__Task__:
Every line below that mentions the word "ammattikuntien" should be copied out.

[Rows from a dataset]
====================
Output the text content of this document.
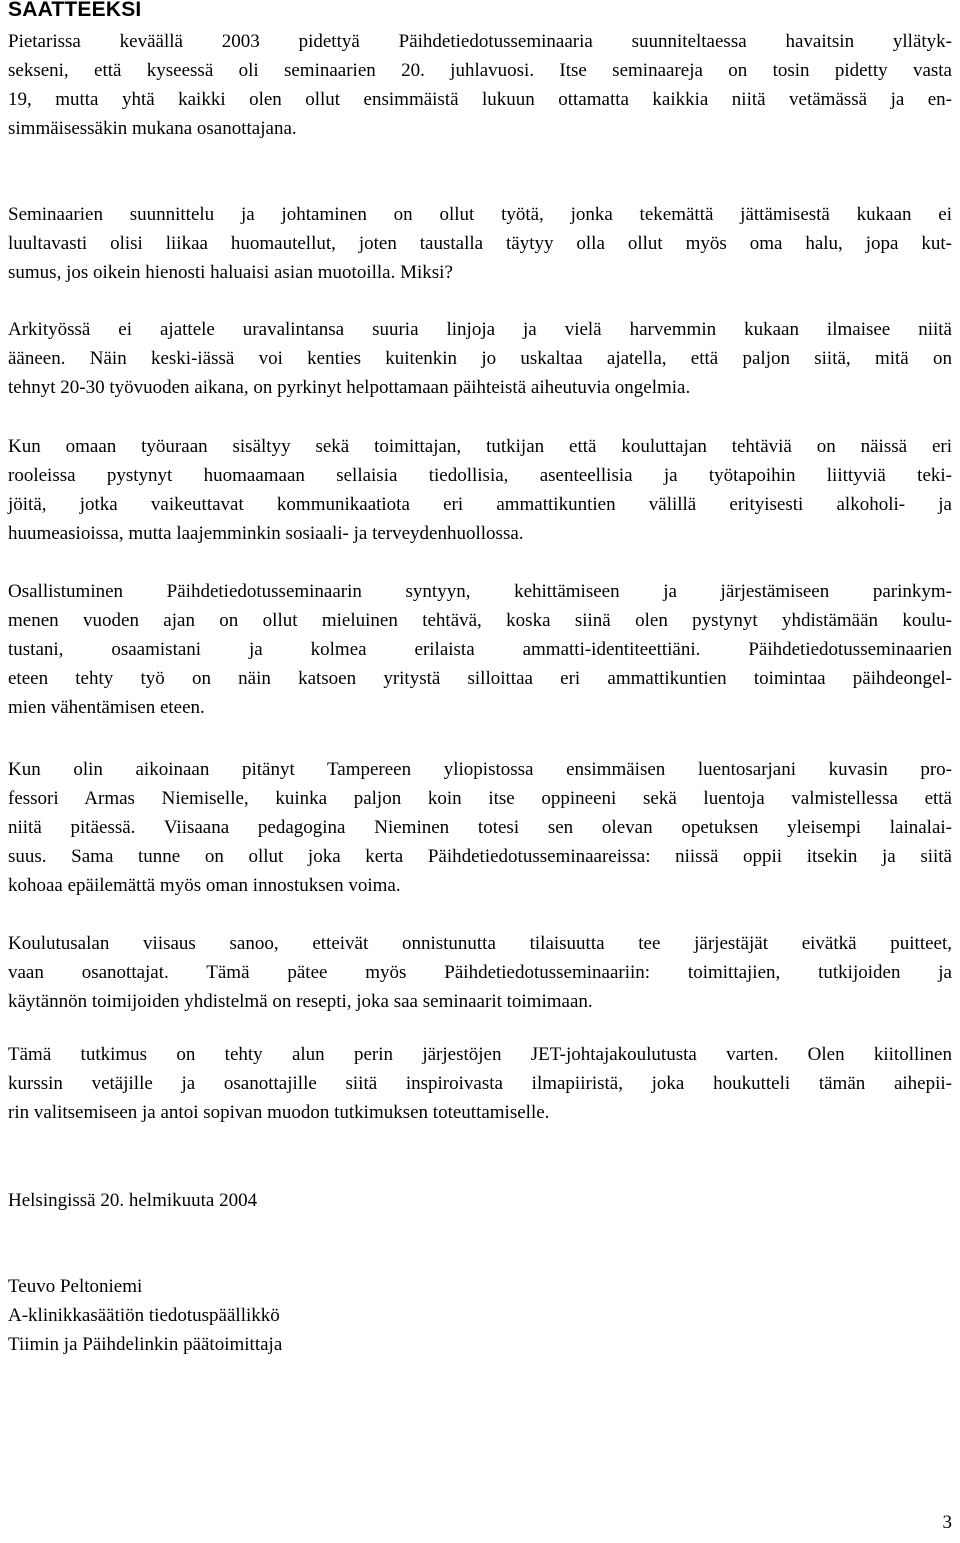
SAATTEEKSI

Pietarissa keväällä 2003 pidettyä Päihdetiedotusseminaaria suunniteltaessa havaitsin yllätyk-
sekseni, että kyseessä oli seminaarien 20. juhlavuosi. Itse seminaareja on tosin pidetty vasta
19, mutta yhtä kaikki olen ollut ensimmäistä lukuun ottamatta kaikkia niitä vetämässä ja en-
simmäisessäkin mukana osanottajana.

Seminaarien suunnittelu ja johtaminen on ollut työtä, jonka tekemättä jättämisestä kukaan ei
luultavasti olisi liikaa huomautellut, joten taustalla täytyy olla ollut myös oma halu, jopa kut-
sumus, jos oikein hienosti haluaisi asian muotoilla. Miksi?

Arkityössä ei ajattele uravalintansa suuria linjoja ja vielä harvemmin kukaan ilmaisee niitä
ääneen. Näin keski-iässä voi kenties kuitenkin jo uskaltaa ajatella, että paljon siitä, mitä on
tehnyt 20-30 työvuoden aikana, on pyrkinyt helpottamaan päihteistä aiheutuvia ongelmia.

Kun omaan työuraan sisältyy sekä toimittajan, tutkijan että kouluttajan tehtäviä on näissä eri
rooleissa pystynyt huomaamaan sellaisia tiedollisia, asenteellisia ja työtapoihin liittyviä teki-
jöitä, jotka vaikeuttavat kommunikaatiota eri ammattikuntien välillä erityisesti alkoholi- ja
huumeasioissa, mutta laajemminkin sosiaali- ja terveydenhuollossa.

Osallistuminen Päihdetiedotusseminaarin syntyyn, kehittämiseen ja järjestämiseen parinkym-
menen vuoden ajan on ollut mieluinen tehtävä, koska siinä olen pystynyt yhdistämään koulu-
tustani, osaamistani ja kolmea erilaista ammatti-identiteettiäni. Päihdetiedotusseminaarien
eteen tehty työ on näin katsoen yritystä silloittaa eri ammattikuntien toimintaa päihdeongel-
mien vähentämisen eteen.

Kun olin aikoinaan pitänyt Tampereen yliopistossa ensimmäisen luentosarjani kuvasin pro-
fessori Armas Niemiselle, kuinka paljon koin itse oppineeni sekä luentoja valmistellessa että
niitä pitäessä. Viisaana pedagogina Nieminen totesi sen olevan opetuksen yleisempi lainalai-
suus. Sama tunne on ollut joka kerta Päihdetiedotusseminaareissa: niissä oppii itsekin ja siitä
kohoaa epäilemättä myös oman innostuksen voima.

Koulutusalan viisaus sanoo, etteivät onnistunutta tilaisuutta tee järjestäjät eivätkä puitteet,
vaan osanottajat. Tämä pätee myös Päihdetiedotusseminaariin: toimittajien, tutkijoiden ja
käytännön toimijoiden yhdistelmä on resepti, joka saa seminaarit toimimaan.

Tämä tutkimus on tehty alun perin järjestöjen JET-johtajakoulutusta varten. Olen kiitollinen
kurssin vetäjille ja osanottajille siitä inspiroivasta ilmapiiristä, joka houkutteli tämän aihepii-
rin valitsemiseen ja antoi sopivan muodon tutkimuksen toteuttamiselle.

Helsingissä 20. helmikuuta 2004

Teuvo Peltoniemi
A-klinikkasäätiön tiedotuspäällikkö
Tiimin ja Päihdelinkin päätoimittaja

3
====================
__Response__:
jöitä, jotka vaikeuttavat kommunikaatiota eri ammattikuntien välillä erityisesti alkoholi- ja
eteen tehty työ on näin katsoen yritystä silloittaa eri ammattikuntien toimintaa päihdeongel-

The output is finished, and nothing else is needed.